The request
Copy out all the entries exactly.

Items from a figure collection
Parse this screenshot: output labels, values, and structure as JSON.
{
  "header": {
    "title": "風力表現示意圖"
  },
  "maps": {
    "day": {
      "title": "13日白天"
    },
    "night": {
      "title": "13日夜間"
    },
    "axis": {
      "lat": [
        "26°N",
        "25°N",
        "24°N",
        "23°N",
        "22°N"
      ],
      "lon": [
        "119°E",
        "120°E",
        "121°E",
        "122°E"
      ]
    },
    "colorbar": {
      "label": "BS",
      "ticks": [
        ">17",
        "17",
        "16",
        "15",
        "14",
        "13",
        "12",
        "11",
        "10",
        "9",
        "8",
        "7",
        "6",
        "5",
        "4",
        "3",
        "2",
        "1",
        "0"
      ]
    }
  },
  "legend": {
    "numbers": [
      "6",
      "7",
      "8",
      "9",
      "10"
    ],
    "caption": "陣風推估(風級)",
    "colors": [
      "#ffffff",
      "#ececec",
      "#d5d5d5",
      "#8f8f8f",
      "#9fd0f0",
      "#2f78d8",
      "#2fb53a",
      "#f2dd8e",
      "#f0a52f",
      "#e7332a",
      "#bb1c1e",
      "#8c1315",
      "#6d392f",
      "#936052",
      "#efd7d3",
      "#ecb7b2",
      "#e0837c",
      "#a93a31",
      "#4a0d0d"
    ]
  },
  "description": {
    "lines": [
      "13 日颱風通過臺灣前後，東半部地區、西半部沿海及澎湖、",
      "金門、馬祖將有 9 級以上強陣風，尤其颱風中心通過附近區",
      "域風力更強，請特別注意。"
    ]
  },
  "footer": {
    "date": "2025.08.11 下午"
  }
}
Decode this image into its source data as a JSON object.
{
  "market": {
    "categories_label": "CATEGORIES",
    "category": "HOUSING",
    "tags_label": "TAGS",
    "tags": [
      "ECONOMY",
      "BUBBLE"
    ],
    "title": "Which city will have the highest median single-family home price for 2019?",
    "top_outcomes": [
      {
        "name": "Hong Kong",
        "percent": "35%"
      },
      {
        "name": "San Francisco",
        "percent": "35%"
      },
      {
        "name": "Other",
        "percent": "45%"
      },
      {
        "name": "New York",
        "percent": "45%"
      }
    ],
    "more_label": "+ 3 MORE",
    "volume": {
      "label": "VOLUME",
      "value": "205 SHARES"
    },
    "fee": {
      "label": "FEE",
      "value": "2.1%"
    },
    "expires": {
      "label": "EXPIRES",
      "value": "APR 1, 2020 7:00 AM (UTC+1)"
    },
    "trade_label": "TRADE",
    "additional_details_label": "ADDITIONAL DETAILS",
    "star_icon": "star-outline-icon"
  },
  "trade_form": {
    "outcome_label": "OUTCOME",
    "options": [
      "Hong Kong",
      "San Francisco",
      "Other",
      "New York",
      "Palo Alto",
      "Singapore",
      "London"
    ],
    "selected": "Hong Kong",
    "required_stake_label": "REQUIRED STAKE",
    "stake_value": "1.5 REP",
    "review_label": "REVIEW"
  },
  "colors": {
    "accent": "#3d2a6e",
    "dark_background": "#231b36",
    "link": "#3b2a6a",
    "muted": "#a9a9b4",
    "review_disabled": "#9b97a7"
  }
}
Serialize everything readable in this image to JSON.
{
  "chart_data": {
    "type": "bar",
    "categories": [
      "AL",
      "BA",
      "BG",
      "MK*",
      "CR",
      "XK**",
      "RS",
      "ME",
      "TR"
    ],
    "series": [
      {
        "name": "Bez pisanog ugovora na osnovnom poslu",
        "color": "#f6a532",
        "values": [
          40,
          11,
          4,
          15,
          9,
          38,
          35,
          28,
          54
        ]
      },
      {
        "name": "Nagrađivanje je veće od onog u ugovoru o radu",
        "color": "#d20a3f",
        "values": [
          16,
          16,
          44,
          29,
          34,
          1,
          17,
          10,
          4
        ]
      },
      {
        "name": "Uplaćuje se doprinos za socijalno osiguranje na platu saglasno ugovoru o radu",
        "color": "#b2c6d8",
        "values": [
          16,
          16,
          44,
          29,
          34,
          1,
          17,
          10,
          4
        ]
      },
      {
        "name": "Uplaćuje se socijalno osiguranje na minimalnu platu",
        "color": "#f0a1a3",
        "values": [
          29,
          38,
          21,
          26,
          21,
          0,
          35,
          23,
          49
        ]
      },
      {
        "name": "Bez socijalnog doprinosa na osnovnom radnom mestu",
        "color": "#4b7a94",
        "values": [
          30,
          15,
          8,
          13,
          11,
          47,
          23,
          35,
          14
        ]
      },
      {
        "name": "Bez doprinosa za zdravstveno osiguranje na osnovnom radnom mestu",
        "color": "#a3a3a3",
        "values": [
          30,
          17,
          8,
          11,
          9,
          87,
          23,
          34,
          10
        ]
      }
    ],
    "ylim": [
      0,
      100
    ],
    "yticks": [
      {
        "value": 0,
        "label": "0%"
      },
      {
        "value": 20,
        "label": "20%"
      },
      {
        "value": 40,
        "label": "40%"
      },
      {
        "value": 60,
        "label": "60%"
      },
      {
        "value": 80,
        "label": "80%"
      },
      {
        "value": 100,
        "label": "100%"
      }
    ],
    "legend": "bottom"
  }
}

Answer below
Parse this screenshot: output labels, values, and structure as JSON.
{
  "header": {
    "title": "風力表現示意圖"
  },
  "maps": {
    "day": {
      "title": "13日白天"
    },
    "night": {
      "title": "13日夜間"
    },
    "axis": {
      "lat": [
        "26°N",
        "25°N",
        "24°N",
        "23°N",
        "22°N"
      ],
      "lon": [
        "119°E",
        "120°E",
        "121°E",
        "122°E"
      ]
    },
    "colorbar": {
      "label": "BS",
      "ticks": [
        ">17",
        "17",
        "16",
        "15",
        "14",
        "13",
        "12",
        "11",
        "10",
        "9",
        "8",
        "7",
        "6",
        "5",
        "4",
        "3",
        "2",
        "1",
        "0"
      ]
    }
  },
  "legend": {
    "numbers": [
      "6",
      "7",
      "8",
      "9",
      "10"
    ],
    "caption": "陣風推估(風級)",
    "colors": [
      "#ffffff",
      "#ececec",
      "#d5d5d5",
      "#8f8f8f",
      "#9fd0f0",
      "#2f78d8",
      "#2fb53a",
      "#f2dd8e",
      "#f0a52f",
      "#e7332a",
      "#bb1c1e",
      "#8c1315",
      "#6d392f",
      "#936052",
      "#efd7d3",
      "#ecb7b2",
      "#e0837c",
      "#a93a31",
      "#4a0d0d"
    ]
  },
  "description": {
    "lines": [
      "13 日颱風通過臺灣前後，東半部地區、西半部沿海及澎湖、",
      "金門、馬祖將有 9 級以上強陣風，尤其颱風中心通過附近區",
      "域風力更強，請特別注意。"
    ]
  },
  "footer": {
    "date": "2025.08.11 下午"
  }
}
Decode this image into its source data as a JSON object.
{
  "market": {
    "categories_label": "CATEGORIES",
    "category": "HOUSING",
    "tags_label": "TAGS",
    "tags": [
      "ECONOMY",
      "BUBBLE"
    ],
    "title": "Which city will have the highest median single-family home price for 2019?",
    "top_outcomes": [
      {
        "name": "Hong Kong",
        "percent": "35%"
      },
      {
        "name": "San Francisco",
        "percent": "35%"
      },
      {
        "name": "Other",
        "percent": "45%"
      },
      {
        "name": "New York",
        "percent": "45%"
      }
    ],
    "more_label": "+ 3 MORE",
    "volume": {
      "label": "VOLUME",
      "value": "205 SHARES"
    },
    "fee": {
      "label": "FEE",
      "value": "2.1%"
    },
    "expires": {
      "label": "EXPIRES",
      "value": "APR 1, 2020 7:00 AM (UTC+1)"
    },
    "trade_label": "TRADE",
    "additional_details_label": "ADDITIONAL DETAILS",
    "star_icon": "star-outline-icon"
  },
  "trade_form": {
    "outcome_label": "OUTCOME",
    "options": [
      "Hong Kong",
      "San Francisco",
      "Other",
      "New York",
      "Palo Alto",
      "Singapore",
      "London"
    ],
    "selected": "Hong Kong",
    "required_stake_label": "REQUIRED STAKE",
    "stake_value": "1.5 REP",
    "review_label": "REVIEW"
  },
  "colors": {
    "accent": "#3d2a6e",
    "dark_background": "#231b36",
    "link": "#3b2a6a",
    "muted": "#a9a9b4",
    "review_disabled": "#9b97a7"
  }
}
Serialize everything readable in this image to JSON.
{
  "chart_data": {
    "type": "bar",
    "categories": [
      "AL",
      "BA",
      "BG",
      "MK*",
      "CR",
      "XK**",
      "RS",
      "ME",
      "TR"
    ],
    "series": [
      {
        "name": "Bez pisanog ugovora na osnovnom poslu",
        "color": "#f6a532",
        "values": [
          40,
          11,
          4,
          15,
          9,
          38,
          35,
          28,
          54
        ]
      },
      {
        "name": "Nagrađivanje je veće od onog u ugovoru o radu",
        "color": "#d20a3f",
        "values": [
          16,
          16,
          44,
          29,
          34,
          1,
          17,
          10,
          4
        ]
      },
      {
        "name": "Uplaćuje se doprinos za socijalno osiguranje na platu saglasno ugovoru o radu",
        "color": "#b2c6d8",
        "values": [
          16,
          16,
          44,
          29,
          34,
          1,
          17,
          10,
          4
        ]
      },
      {
        "name": "Uplaćuje se socijalno osiguranje na minimalnu platu",
        "color": "#f0a1a3",
        "values": [
          29,
          38,
          21,
          26,
          21,
          0,
          35,
          23,
          49
        ]
      },
      {
        "name": "Bez socijalnog doprinosa na osnovnom radnom mestu",
        "color": "#4b7a94",
        "values": [
          30,
          15,
          8,
          13,
          11,
          47,
          23,
          35,
          14
        ]
      },
      {
        "name": "Bez doprinosa za zdravstveno osiguranje na osnovnom radnom mestu",
        "color": "#a3a3a3",
        "values": [
          30,
          17,
          8,
          11,
          9,
          87,
          23,
          34,
          10
        ]
      }
    ],
    "ylim": [
      0,
      100
    ],
    "yticks": [
      {
        "value": 0,
        "label": "0%"
      },
      {
        "value": 20,
        "label": "20%"
      },
      {
        "value": 40,
        "label": "40%"
      },
      {
        "value": 60,
        "label": "60%"
      },
      {
        "value": 80,
        "label": "80%"
      },
      {
        "value": 100,
        "label": "100%"
      }
    ],
    "legend": "bottom"
  }
}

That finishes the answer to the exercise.